(Collected data entries)
(begin)

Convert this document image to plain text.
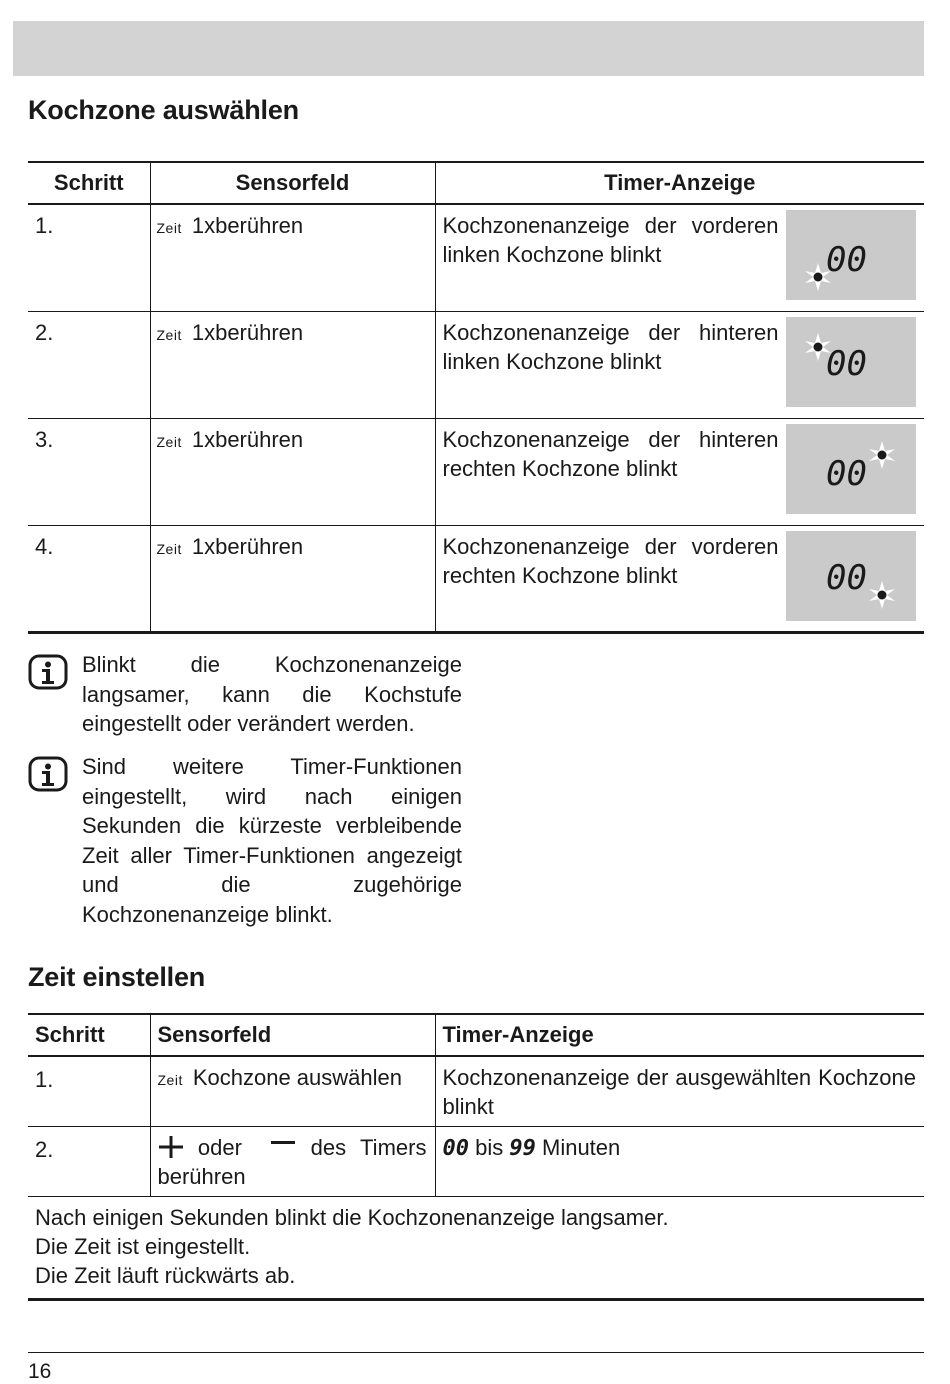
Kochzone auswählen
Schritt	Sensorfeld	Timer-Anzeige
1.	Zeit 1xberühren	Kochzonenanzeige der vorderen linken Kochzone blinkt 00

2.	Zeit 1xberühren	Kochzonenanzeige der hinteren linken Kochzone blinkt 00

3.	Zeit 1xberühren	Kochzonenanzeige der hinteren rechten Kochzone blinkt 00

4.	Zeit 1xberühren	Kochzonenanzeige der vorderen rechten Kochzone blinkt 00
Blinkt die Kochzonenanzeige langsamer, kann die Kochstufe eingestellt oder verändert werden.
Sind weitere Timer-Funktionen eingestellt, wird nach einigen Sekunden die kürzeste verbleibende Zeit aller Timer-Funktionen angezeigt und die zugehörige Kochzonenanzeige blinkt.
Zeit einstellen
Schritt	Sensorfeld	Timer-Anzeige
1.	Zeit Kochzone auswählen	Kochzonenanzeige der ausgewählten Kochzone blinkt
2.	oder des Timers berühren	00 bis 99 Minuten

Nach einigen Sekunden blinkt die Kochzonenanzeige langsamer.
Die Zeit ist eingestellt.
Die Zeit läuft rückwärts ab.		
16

(end)

PROBLEM
Retype all of the entries exactly as written, leaving out any images.

EXERCISE RESULT
Convert this document image to plain text.
Kochzone auswählen
Schritt	Sensorfeld	Timer-Anzeige
1.	Zeit 1xberühren	Kochzonenanzeige der vorderen linken Kochzone blinkt 00

2.	Zeit 1xberühren	Kochzonenanzeige der hinteren linken Kochzone blinkt 00

3.	Zeit 1xberühren	Kochzonenanzeige der hinteren rechten Kochzone blinkt 00

4.	Zeit 1xberühren	Kochzonenanzeige der vorderen rechten Kochzone blinkt 00
Blinkt die Kochzonenanzeige langsamer, kann die Kochstufe eingestellt oder verändert werden.
Sind weitere Timer-Funktionen eingestellt, wird nach einigen Sekunden die kürzeste verbleibende Zeit aller Timer-Funktionen angezeigt und die zugehörige Kochzonenanzeige blinkt.
Zeit einstellen
Schritt	Sensorfeld	Timer-Anzeige
1.	Zeit Kochzone auswählen	Kochzonenanzeige der ausgewählten Kochzone blinkt
2.	oder des Timers berühren	00 bis 99 Minuten

Nach einigen Sekunden blinkt die Kochzonenanzeige langsamer.
Die Zeit ist eingestellt.
Die Zeit läuft rückwärts ab.		
16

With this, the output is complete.